**Task:** Reproduce each line exactly. Skip none.

**Task inputs:**
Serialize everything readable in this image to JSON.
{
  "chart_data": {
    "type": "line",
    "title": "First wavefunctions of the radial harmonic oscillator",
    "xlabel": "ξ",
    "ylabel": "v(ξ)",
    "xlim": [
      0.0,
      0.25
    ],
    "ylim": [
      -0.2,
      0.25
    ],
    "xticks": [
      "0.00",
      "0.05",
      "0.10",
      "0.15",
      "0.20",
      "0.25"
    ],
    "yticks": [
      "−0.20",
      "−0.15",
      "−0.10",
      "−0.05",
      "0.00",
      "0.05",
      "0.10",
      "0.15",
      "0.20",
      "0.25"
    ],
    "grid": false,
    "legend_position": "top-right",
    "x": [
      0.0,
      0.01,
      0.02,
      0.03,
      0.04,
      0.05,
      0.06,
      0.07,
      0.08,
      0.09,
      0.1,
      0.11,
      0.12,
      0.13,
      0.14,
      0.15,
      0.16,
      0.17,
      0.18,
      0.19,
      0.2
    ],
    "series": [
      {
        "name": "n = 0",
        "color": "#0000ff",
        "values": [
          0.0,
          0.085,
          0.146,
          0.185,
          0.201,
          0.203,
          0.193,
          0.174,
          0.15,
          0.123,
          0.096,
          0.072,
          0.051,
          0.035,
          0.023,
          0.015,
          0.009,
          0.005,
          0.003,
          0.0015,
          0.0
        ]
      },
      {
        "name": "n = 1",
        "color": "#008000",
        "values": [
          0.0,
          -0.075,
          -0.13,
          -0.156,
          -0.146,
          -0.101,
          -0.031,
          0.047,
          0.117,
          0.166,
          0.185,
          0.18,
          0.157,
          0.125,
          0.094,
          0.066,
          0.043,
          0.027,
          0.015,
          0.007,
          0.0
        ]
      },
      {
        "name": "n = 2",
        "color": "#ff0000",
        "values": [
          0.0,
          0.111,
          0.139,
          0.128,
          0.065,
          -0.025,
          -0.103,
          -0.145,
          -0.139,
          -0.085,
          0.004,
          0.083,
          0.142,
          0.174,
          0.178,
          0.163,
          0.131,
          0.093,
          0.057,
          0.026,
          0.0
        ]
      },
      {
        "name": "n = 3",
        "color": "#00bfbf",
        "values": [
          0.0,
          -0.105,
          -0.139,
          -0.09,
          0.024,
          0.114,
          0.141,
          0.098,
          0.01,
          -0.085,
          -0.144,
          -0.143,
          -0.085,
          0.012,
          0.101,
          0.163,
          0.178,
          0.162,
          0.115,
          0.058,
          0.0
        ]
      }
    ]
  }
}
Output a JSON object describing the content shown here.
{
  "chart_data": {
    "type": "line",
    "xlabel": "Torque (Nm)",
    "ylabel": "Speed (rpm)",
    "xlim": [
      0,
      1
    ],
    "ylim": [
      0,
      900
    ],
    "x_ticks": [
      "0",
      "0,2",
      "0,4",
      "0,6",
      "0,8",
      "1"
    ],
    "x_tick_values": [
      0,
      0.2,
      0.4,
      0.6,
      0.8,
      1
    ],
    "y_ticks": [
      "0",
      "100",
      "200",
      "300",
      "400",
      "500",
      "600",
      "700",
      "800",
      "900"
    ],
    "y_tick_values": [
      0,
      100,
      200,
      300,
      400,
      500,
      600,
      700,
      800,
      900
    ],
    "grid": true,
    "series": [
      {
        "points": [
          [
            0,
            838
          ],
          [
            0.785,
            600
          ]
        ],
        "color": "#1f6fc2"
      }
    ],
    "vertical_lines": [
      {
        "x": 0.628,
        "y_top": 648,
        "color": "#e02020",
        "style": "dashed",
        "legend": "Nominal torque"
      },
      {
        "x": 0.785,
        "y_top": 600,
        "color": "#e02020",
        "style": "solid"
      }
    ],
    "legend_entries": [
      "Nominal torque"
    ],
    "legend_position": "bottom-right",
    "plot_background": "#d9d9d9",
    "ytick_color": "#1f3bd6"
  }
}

**Result of the task:**
Serialize everything readable in this image to JSON.
{
  "chart_data": {
    "type": "line",
    "title": "First wavefunctions of the radial harmonic oscillator",
    "xlabel": "ξ",
    "ylabel": "v(ξ)",
    "xlim": [
      0.0,
      0.25
    ],
    "ylim": [
      -0.2,
      0.25
    ],
    "xticks": [
      "0.00",
      "0.05",
      "0.10",
      "0.15",
      "0.20",
      "0.25"
    ],
    "yticks": [
      "−0.20",
      "−0.15",
      "−0.10",
      "−0.05",
      "0.00",
      "0.05",
      "0.10",
      "0.15",
      "0.20",
      "0.25"
    ],
    "grid": false,
    "legend_position": "top-right",
    "x": [
      0.0,
      0.01,
      0.02,
      0.03,
      0.04,
      0.05,
      0.06,
      0.07,
      0.08,
      0.09,
      0.1,
      0.11,
      0.12,
      0.13,
      0.14,
      0.15,
      0.16,
      0.17,
      0.18,
      0.19,
      0.2
    ],
    "series": [
      {
        "name": "n = 0",
        "color": "#0000ff",
        "values": [
          0.0,
          0.085,
          0.146,
          0.185,
          0.201,
          0.203,
          0.193,
          0.174,
          0.15,
          0.123,
          0.096,
          0.072,
          0.051,
          0.035,
          0.023,
          0.015,
          0.009,
          0.005,
          0.003,
          0.0015,
          0.0
        ]
      },
      {
        "name": "n = 1",
        "color": "#008000",
        "values": [
          0.0,
          -0.075,
          -0.13,
          -0.156,
          -0.146,
          -0.101,
          -0.031,
          0.047,
          0.117,
          0.166,
          0.185,
          0.18,
          0.157,
          0.125,
          0.094,
          0.066,
          0.043,
          0.027,
          0.015,
          0.007,
          0.0
        ]
      },
      {
        "name": "n = 2",
        "color": "#ff0000",
        "values": [
          0.0,
          0.111,
          0.139,
          0.128,
          0.065,
          -0.025,
          -0.103,
          -0.145,
          -0.139,
          -0.085,
          0.004,
          0.083,
          0.142,
          0.174,
          0.178,
          0.163,
          0.131,
          0.093,
          0.057,
          0.026,
          0.0
        ]
      },
      {
        "name": "n = 3",
        "color": "#00bfbf",
        "values": [
          0.0,
          -0.105,
          -0.139,
          -0.09,
          0.024,
          0.114,
          0.141,
          0.098,
          0.01,
          -0.085,
          -0.144,
          -0.143,
          -0.085,
          0.012,
          0.101,
          0.163,
          0.178,
          0.162,
          0.115,
          0.058,
          0.0
        ]
      }
    ]
  }
}
Output a JSON object describing the content shown here.
{
  "chart_data": {
    "type": "line",
    "xlabel": "Torque (Nm)",
    "ylabel": "Speed (rpm)",
    "xlim": [
      0,
      1
    ],
    "ylim": [
      0,
      900
    ],
    "x_ticks": [
      "0",
      "0,2",
      "0,4",
      "0,6",
      "0,8",
      "1"
    ],
    "x_tick_values": [
      0,
      0.2,
      0.4,
      0.6,
      0.8,
      1
    ],
    "y_ticks": [
      "0",
      "100",
      "200",
      "300",
      "400",
      "500",
      "600",
      "700",
      "800",
      "900"
    ],
    "y_tick_values": [
      0,
      100,
      200,
      300,
      400,
      500,
      600,
      700,
      800,
      900
    ],
    "grid": true,
    "series": [
      {
        "points": [
          [
            0,
            838
          ],
          [
            0.785,
            600
          ]
        ],
        "color": "#1f6fc2"
      }
    ],
    "vertical_lines": [
      {
        "x": 0.628,
        "y_top": 648,
        "color": "#e02020",
        "style": "dashed",
        "legend": "Nominal torque"
      },
      {
        "x": 0.785,
        "y_top": 600,
        "color": "#e02020",
        "style": "solid"
      }
    ],
    "legend_entries": [
      "Nominal torque"
    ],
    "legend_position": "bottom-right",
    "plot_background": "#d9d9d9",
    "ytick_color": "#1f3bd6"
  }
}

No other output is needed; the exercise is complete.